■ The request:
All material below is to be reproduced exactly.

■ Working data:
<<<<
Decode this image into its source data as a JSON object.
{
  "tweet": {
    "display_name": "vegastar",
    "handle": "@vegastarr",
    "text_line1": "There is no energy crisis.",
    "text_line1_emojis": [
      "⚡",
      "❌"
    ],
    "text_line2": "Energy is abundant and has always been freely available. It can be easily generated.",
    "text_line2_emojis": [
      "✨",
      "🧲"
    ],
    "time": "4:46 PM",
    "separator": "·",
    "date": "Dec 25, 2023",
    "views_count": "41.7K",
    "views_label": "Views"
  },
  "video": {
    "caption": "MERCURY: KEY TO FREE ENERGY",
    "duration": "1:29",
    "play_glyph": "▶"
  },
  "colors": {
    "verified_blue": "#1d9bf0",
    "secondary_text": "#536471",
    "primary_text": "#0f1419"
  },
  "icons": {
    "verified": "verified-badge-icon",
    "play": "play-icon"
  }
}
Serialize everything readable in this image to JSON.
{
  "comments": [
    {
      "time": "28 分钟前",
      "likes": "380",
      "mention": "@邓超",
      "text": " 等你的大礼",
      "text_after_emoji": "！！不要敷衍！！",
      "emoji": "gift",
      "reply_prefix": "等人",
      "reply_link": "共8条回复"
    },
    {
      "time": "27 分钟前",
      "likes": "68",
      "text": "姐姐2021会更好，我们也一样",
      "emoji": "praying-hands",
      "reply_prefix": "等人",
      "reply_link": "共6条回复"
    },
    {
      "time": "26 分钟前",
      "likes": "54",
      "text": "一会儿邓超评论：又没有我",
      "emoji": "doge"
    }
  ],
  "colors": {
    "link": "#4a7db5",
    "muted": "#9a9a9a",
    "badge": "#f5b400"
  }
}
>>>>
■ Correct answer:
Decode this image into its source data as a JSON object.
{
  "tweet": {
    "display_name": "vegastar",
    "handle": "@vegastarr",
    "text_line1": "There is no energy crisis.",
    "text_line1_emojis": [
      "⚡",
      "❌"
    ],
    "text_line2": "Energy is abundant and has always been freely available. It can be easily generated.",
    "text_line2_emojis": [
      "✨",
      "🧲"
    ],
    "time": "4:46 PM",
    "separator": "·",
    "date": "Dec 25, 2023",
    "views_count": "41.7K",
    "views_label": "Views"
  },
  "video": {
    "caption": "MERCURY: KEY TO FREE ENERGY",
    "duration": "1:29",
    "play_glyph": "▶"
  },
  "colors": {
    "verified_blue": "#1d9bf0",
    "secondary_text": "#536471",
    "primary_text": "#0f1419"
  },
  "icons": {
    "verified": "verified-badge-icon",
    "play": "play-icon"
  }
}
Serialize everything readable in this image to JSON.
{
  "comments": [
    {
      "time": "28 分钟前",
      "likes": "380",
      "mention": "@邓超",
      "text": " 等你的大礼",
      "text_after_emoji": "！！不要敷衍！！",
      "emoji": "gift",
      "reply_prefix": "等人",
      "reply_link": "共8条回复"
    },
    {
      "time": "27 分钟前",
      "likes": "68",
      "text": "姐姐2021会更好，我们也一样",
      "emoji": "praying-hands",
      "reply_prefix": "等人",
      "reply_link": "共6条回复"
    },
    {
      "time": "26 分钟前",
      "likes": "54",
      "text": "一会儿邓超评论：又没有我",
      "emoji": "doge"
    }
  ],
  "colors": {
    "link": "#4a7db5",
    "muted": "#9a9a9a",
    "badge": "#f5b400"
  }
}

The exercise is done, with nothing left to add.